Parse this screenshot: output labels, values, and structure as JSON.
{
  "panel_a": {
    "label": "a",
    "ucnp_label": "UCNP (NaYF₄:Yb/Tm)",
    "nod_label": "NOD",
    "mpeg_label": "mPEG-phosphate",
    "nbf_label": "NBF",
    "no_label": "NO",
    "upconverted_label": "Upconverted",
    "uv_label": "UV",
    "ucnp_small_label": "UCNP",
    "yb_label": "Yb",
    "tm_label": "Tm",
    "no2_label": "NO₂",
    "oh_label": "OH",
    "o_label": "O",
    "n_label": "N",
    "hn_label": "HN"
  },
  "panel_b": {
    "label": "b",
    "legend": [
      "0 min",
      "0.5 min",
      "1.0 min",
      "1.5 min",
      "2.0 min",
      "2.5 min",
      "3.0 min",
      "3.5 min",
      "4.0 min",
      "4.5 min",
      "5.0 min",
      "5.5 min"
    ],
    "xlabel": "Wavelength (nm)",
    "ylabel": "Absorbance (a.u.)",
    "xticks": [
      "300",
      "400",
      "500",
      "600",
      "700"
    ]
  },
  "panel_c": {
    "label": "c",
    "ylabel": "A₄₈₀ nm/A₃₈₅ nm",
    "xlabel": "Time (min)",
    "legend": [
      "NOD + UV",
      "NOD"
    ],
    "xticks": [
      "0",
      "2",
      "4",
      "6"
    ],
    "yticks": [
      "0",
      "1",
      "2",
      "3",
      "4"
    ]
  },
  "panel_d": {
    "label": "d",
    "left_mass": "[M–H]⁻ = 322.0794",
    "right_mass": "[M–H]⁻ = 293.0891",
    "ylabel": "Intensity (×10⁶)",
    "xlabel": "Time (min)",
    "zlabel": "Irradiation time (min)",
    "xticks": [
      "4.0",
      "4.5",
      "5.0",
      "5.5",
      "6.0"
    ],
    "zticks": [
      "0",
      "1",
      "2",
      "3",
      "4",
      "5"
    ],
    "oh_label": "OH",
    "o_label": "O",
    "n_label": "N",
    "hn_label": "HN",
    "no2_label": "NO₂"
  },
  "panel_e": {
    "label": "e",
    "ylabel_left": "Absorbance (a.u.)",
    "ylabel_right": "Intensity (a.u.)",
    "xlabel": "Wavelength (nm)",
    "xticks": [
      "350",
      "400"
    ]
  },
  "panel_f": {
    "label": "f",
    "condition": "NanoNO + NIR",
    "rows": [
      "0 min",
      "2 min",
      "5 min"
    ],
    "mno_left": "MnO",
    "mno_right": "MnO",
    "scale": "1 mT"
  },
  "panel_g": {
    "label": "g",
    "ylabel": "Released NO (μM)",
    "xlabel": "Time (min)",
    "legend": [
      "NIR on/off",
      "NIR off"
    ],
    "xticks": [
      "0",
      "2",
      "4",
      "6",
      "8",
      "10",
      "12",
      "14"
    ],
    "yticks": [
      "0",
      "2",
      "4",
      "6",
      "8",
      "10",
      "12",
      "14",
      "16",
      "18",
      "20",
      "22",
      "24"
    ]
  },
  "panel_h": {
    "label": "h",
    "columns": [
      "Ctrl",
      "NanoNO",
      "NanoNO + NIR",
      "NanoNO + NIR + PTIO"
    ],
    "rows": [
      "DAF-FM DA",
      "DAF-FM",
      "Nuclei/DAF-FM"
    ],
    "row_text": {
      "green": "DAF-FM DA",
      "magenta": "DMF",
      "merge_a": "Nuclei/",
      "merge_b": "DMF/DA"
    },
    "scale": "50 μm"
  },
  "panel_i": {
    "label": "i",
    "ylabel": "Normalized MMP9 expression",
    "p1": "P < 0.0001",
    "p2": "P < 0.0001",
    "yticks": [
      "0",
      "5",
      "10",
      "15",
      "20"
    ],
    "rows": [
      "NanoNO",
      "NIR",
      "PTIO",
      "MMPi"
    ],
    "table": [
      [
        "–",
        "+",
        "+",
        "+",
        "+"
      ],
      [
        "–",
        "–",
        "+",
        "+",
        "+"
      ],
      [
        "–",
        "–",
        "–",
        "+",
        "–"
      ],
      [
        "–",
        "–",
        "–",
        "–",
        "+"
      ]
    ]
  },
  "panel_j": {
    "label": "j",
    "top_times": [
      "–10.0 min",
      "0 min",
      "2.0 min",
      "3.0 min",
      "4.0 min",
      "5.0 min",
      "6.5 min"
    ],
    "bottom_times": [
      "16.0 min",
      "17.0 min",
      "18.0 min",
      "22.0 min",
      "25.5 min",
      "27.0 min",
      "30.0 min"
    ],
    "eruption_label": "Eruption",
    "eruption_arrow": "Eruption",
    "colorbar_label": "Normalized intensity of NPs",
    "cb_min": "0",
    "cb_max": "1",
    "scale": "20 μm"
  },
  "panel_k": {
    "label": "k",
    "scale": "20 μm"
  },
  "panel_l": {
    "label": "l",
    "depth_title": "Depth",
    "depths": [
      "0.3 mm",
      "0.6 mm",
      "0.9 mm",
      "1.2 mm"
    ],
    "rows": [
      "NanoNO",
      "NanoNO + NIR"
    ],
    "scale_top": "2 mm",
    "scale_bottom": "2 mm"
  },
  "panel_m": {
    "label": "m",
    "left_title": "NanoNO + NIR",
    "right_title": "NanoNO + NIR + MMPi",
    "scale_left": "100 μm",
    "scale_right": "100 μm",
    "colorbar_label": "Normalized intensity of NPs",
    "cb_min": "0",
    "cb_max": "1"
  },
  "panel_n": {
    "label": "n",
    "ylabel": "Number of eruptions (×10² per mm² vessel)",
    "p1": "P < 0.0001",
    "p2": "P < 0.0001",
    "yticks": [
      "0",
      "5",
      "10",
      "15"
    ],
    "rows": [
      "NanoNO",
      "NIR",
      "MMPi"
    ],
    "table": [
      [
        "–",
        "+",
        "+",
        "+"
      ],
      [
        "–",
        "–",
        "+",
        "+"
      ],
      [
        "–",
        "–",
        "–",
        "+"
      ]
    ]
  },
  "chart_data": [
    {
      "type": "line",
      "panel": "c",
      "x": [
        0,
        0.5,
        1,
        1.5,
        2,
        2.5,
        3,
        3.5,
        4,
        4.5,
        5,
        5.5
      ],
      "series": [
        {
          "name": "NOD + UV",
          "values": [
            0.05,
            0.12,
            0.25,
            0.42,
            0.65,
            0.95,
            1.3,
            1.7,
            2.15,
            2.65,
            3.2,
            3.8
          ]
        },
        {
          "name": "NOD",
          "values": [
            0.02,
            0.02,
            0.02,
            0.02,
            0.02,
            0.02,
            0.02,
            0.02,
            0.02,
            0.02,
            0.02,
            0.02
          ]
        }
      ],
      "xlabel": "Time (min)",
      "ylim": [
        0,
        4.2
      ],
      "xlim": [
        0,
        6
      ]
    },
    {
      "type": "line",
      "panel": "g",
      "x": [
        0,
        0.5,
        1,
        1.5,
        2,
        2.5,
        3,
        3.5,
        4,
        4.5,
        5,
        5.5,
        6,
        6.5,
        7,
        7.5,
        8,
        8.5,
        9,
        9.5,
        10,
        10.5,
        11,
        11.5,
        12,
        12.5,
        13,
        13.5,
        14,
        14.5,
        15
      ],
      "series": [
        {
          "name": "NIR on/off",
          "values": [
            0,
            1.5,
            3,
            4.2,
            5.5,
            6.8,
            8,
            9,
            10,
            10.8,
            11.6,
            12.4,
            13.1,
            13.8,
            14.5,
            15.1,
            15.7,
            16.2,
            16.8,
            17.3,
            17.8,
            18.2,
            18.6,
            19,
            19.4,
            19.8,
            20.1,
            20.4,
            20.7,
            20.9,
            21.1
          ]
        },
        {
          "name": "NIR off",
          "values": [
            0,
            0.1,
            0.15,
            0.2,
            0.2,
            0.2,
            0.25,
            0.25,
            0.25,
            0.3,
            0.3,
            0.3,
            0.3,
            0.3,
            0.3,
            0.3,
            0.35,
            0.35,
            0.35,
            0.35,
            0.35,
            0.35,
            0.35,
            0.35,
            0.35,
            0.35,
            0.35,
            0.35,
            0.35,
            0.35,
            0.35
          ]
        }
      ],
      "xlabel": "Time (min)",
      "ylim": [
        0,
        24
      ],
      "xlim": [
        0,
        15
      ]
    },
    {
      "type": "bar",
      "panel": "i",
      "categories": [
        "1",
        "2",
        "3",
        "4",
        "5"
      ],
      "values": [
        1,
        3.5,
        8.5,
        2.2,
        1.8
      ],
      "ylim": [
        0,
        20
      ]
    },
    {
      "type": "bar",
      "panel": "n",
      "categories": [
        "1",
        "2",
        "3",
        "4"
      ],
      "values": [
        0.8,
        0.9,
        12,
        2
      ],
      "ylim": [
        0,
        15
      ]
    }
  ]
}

# # #

Gather up every line from the listing above in which the word "UCNP" occurs.

    "ucnp_label": "UCNP (NaYF₄:Yb/Tm)",
    "ucnp_small_label": "UCNP",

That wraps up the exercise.